- [EXERCISE AIM]
Return every record exactly as written.

===

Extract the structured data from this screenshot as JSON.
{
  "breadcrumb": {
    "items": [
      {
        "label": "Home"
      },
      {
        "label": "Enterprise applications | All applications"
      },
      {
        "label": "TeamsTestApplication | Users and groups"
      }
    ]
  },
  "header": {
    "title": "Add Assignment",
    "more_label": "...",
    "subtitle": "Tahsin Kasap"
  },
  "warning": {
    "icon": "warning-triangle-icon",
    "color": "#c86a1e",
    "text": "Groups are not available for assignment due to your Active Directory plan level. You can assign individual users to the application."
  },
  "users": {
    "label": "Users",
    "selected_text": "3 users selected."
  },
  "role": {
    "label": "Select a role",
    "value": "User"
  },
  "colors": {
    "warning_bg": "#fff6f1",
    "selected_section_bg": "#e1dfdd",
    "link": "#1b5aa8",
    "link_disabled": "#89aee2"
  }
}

===

- [EXERCISE ANSWER]
Extract the structured data from this screenshot as JSON.
{
  "breadcrumb": {
    "items": [
      {
        "label": "Home"
      },
      {
        "label": "Enterprise applications | All applications"
      },
      {
        "label": "TeamsTestApplication | Users and groups"
      }
    ]
  },
  "header": {
    "title": "Add Assignment",
    "more_label": "...",
    "subtitle": "Tahsin Kasap"
  },
  "warning": {
    "icon": "warning-triangle-icon",
    "color": "#c86a1e",
    "text": "Groups are not available for assignment due to your Active Directory plan level. You can assign individual users to the application."
  },
  "users": {
    "label": "Users",
    "selected_text": "3 users selected."
  },
  "role": {
    "label": "Select a role",
    "value": "User"
  },
  "colors": {
    "warning_bg": "#fff6f1",
    "selected_section_bg": "#e1dfdd",
    "link": "#1b5aa8",
    "link_disabled": "#89aee2"
  }
}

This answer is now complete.